--- start MATERIAL FOR THIS TASK ---

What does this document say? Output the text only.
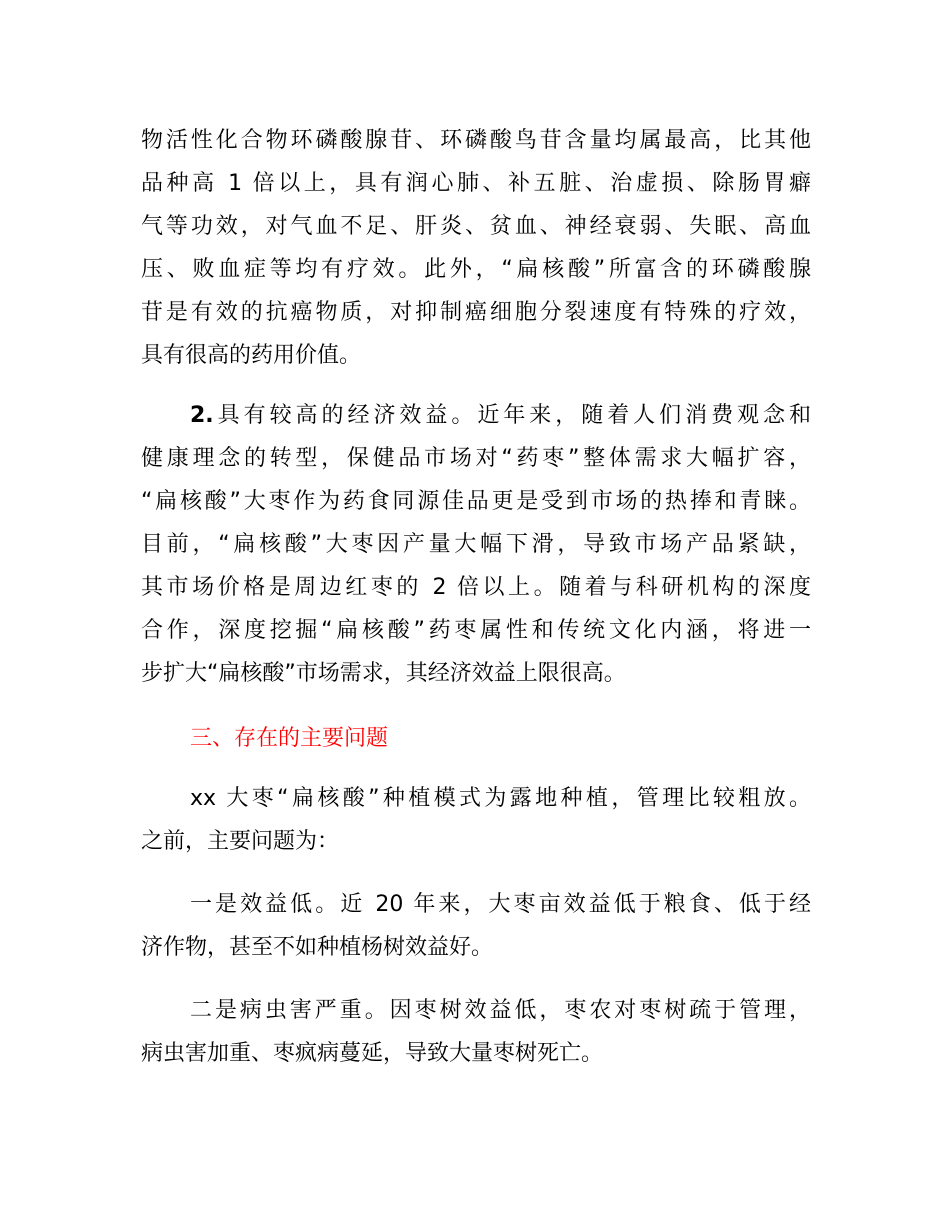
物活性化合物环磷酸腺苷、环磷酸鸟苷含量均属最高，比其他

品种高 1 倍以上，具有润心肺、补五脏、治虚损、除肠胃癖

气等功效，对气血不足、肝炎、贫血、神经衰弱、失眠、高血

压、败血症等均有疗效。此外，“扁核酸”所富含的环磷酸腺

苷是有效的抗癌物质，对抑制癌细胞分裂速度有特殊的疗效，

具有很高的药用价值。

2.具有较高的经济效益。近年来，随着人们消费观念和

健康理念的转型，保健品市场对“药枣”整体需求大幅扩容，

“扁核酸”大枣作为药食同源佳品更是受到市场的热捧和青睐。

目前，“扁核酸”大枣因产量大幅下滑，导致市场产品紧缺，

其市场价格是周边红枣的 2 倍以上。随着与科研机构的深度

合作，深度挖掘“扁核酸”药枣属性和传统文化内涵，将进一

步扩大“扁核酸”市场需求，其经济效益上限很高。

三、存在的主要问题

xx 大枣“扁核酸”种植模式为露地种植，管理比较粗放。

之前，主要问题为：

一是效益低。近 20 年来，大枣亩效益低于粮食、低于经

济作物，甚至不如种植杨树效益好。

二是病虫害严重。因枣树效益低，枣农对枣树疏于管理，

病虫害加重、枣疯病蔓延，导致大量枣树死亡。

--- end MATERIAL FOR THIS TASK ---

**REQUIREMENT:**
Except for the pictures, copy every line of the records above exactly.

**CORRECT ANSWER:**
What does this document say? Output the text only.
物活性化合物环磷酸腺苷、环磷酸鸟苷含量均属最高，比其他

品种高 1 倍以上，具有润心肺、补五脏、治虚损、除肠胃癖

气等功效，对气血不足、肝炎、贫血、神经衰弱、失眠、高血

压、败血症等均有疗效。此外，“扁核酸”所富含的环磷酸腺

苷是有效的抗癌物质，对抑制癌细胞分裂速度有特殊的疗效，

具有很高的药用价值。

2.具有较高的经济效益。近年来，随着人们消费观念和

健康理念的转型，保健品市场对“药枣”整体需求大幅扩容，

“扁核酸”大枣作为药食同源佳品更是受到市场的热捧和青睐。

目前，“扁核酸”大枣因产量大幅下滑，导致市场产品紧缺，

其市场价格是周边红枣的 2 倍以上。随着与科研机构的深度

合作，深度挖掘“扁核酸”药枣属性和传统文化内涵，将进一

步扩大“扁核酸”市场需求，其经济效益上限很高。

三、存在的主要问题

xx 大枣“扁核酸”种植模式为露地种植，管理比较粗放。

之前，主要问题为：

一是效益低。近 20 年来，大枣亩效益低于粮食、低于经

济作物，甚至不如种植杨树效益好。

二是病虫害严重。因枣树效益低，枣农对枣树疏于管理，

病虫害加重、枣疯病蔓延，导致大量枣树死亡。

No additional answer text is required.